◆ **YOUR OBJECTIVE**
The records underneath are to be repeated exactly, with the pictures left out.

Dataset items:
..............................
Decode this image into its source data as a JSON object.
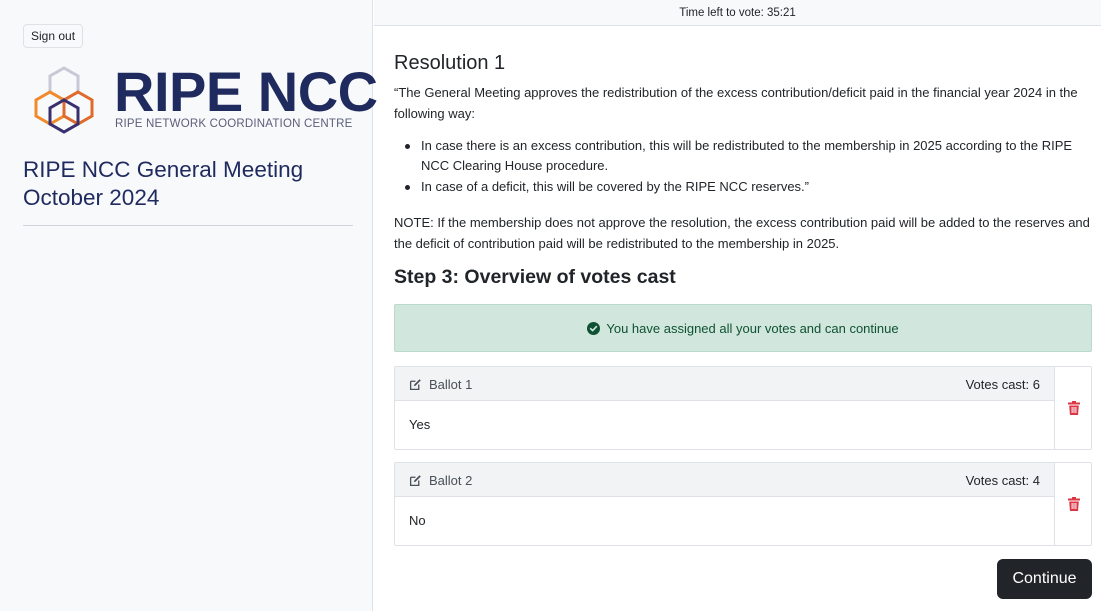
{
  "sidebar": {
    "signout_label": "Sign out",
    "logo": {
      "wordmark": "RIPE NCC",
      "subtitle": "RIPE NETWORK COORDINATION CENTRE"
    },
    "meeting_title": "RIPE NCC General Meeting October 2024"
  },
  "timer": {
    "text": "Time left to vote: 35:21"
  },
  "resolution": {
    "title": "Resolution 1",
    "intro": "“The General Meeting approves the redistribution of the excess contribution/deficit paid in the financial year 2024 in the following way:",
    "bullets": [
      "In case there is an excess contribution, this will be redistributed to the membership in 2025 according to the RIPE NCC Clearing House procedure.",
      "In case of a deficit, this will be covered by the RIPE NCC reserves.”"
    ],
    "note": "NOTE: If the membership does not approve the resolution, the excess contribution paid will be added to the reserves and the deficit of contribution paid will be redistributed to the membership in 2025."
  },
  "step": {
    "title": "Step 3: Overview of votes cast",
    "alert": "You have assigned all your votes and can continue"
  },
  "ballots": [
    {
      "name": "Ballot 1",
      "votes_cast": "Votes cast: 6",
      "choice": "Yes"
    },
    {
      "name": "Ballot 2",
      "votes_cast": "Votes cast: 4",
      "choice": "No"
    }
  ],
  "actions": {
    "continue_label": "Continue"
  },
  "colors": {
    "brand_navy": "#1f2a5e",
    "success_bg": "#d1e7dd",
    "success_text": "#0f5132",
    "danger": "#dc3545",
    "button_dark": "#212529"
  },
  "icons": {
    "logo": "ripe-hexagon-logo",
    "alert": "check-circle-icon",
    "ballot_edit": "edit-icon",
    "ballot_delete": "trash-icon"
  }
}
..............................
◆ **FINISHED TASK**
Decode this image into its source data as a JSON object.
{
  "sidebar": {
    "signout_label": "Sign out",
    "logo": {
      "wordmark": "RIPE NCC",
      "subtitle": "RIPE NETWORK COORDINATION CENTRE"
    },
    "meeting_title": "RIPE NCC General Meeting October 2024"
  },
  "timer": {
    "text": "Time left to vote: 35:21"
  },
  "resolution": {
    "title": "Resolution 1",
    "intro": "“The General Meeting approves the redistribution of the excess contribution/deficit paid in the financial year 2024 in the following way:",
    "bullets": [
      "In case there is an excess contribution, this will be redistributed to the membership in 2025 according to the RIPE NCC Clearing House procedure.",
      "In case of a deficit, this will be covered by the RIPE NCC reserves.”"
    ],
    "note": "NOTE: If the membership does not approve the resolution, the excess contribution paid will be added to the reserves and the deficit of contribution paid will be redistributed to the membership in 2025."
  },
  "step": {
    "title": "Step 3: Overview of votes cast",
    "alert": "You have assigned all your votes and can continue"
  },
  "ballots": [
    {
      "name": "Ballot 1",
      "votes_cast": "Votes cast: 6",
      "choice": "Yes"
    },
    {
      "name": "Ballot 2",
      "votes_cast": "Votes cast: 4",
      "choice": "No"
    }
  ],
  "actions": {
    "continue_label": "Continue"
  },
  "colors": {
    "brand_navy": "#1f2a5e",
    "success_bg": "#d1e7dd",
    "success_text": "#0f5132",
    "danger": "#dc3545",
    "button_dark": "#212529"
  },
  "icons": {
    "logo": "ripe-hexagon-logo",
    "alert": "check-circle-icon",
    "ballot_edit": "edit-icon",
    "ballot_delete": "trash-icon"
  }
}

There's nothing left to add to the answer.